(Some records)
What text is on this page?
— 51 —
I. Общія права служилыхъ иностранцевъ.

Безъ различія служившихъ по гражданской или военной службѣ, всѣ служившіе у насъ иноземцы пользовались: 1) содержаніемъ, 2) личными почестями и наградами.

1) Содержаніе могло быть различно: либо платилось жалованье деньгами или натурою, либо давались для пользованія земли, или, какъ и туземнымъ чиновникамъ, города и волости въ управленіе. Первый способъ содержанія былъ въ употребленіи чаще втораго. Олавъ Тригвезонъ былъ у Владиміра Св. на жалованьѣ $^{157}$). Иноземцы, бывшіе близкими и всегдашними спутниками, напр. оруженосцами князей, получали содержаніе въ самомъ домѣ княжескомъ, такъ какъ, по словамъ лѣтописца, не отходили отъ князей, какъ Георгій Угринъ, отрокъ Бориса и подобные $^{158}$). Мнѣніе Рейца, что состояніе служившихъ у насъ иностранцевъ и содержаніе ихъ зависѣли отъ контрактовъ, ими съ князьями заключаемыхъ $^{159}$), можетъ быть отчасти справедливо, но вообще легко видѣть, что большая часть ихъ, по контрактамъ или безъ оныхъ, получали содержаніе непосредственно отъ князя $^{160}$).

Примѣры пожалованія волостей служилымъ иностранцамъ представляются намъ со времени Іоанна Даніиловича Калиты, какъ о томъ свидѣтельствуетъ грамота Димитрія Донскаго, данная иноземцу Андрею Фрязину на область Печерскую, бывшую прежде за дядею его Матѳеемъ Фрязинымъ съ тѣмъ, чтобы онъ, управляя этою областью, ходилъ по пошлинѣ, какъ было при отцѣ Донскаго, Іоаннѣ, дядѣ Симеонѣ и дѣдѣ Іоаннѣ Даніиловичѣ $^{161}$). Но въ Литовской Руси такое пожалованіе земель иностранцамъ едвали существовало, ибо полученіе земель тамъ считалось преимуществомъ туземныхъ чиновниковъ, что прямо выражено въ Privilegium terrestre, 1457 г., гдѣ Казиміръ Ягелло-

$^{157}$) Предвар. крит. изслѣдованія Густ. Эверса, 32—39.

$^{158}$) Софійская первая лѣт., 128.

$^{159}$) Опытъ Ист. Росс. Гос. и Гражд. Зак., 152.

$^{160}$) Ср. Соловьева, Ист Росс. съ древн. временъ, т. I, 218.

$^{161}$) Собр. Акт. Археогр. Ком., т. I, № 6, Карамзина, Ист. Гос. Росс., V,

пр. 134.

* [Problem details]:
Please repeat the listing exactly, with nothing left out.

* [Exercise output]:
What text is on this page?
— 51 —
I. Общія права служилыхъ иностранцевъ.

Безъ различія служившихъ по гражданской или военной службѣ, всѣ служившіе у насъ иноземцы пользовались: 1) содержаніемъ, 2) личными почестями и наградами.

1) Содержаніе могло быть различно: либо платилось жалованье деньгами или натурою, либо давались для пользованія земли, или, какъ и туземнымъ чиновникамъ, города и волости въ управленіе. Первый способъ содержанія былъ въ употребленіи чаще втораго. Олавъ Тригвезонъ былъ у Владиміра Св. на жалованьѣ $^{157}$). Иноземцы, бывшіе близкими и всегдашними спутниками, напр. оруженосцами князей, получали содержаніе въ самомъ домѣ княжескомъ, такъ какъ, по словамъ лѣтописца, не отходили отъ князей, какъ Георгій Угринъ, отрокъ Бориса и подобные $^{158}$). Мнѣніе Рейца, что состояніе служившихъ у насъ иностранцевъ и содержаніе ихъ зависѣли отъ контрактовъ, ими съ князьями заключаемыхъ $^{159}$), можетъ быть отчасти справедливо, но вообще легко видѣть, что большая часть ихъ, по контрактамъ или безъ оныхъ, получали содержаніе непосредственно отъ князя $^{160}$).

Примѣры пожалованія волостей служилымъ иностранцамъ представляются намъ со времени Іоанна Даніиловича Калиты, какъ о томъ свидѣтельствуетъ грамота Димитрія Донскаго, данная иноземцу Андрею Фрязину на область Печерскую, бывшую прежде за дядею его Матѳеемъ Фрязинымъ съ тѣмъ, чтобы онъ, управляя этою областью, ходилъ по пошлинѣ, какъ было при отцѣ Донскаго, Іоаннѣ, дядѣ Симеонѣ и дѣдѣ Іоаннѣ Даніиловичѣ $^{161}$). Но въ Литовской Руси такое пожалованіе земель иностранцамъ едвали существовало, ибо полученіе земель тамъ считалось преимуществомъ туземныхъ чиновниковъ, что прямо выражено въ Privilegium terrestre, 1457 г., гдѣ Казиміръ Ягелло-

$^{157}$) Предвар. крит. изслѣдованія Густ. Эверса, 32—39.

$^{158}$) Софійская первая лѣт., 128.

$^{159}$) Опытъ Ист. Росс. Гос. и Гражд. Зак., 152.

$^{160}$) Ср. Соловьева, Ист Росс. съ древн. временъ, т. I, 218.

$^{161}$) Собр. Акт. Археогр. Ком., т. I, № 6, Карамзина, Ист. Гос. Росс., V,

пр. 134.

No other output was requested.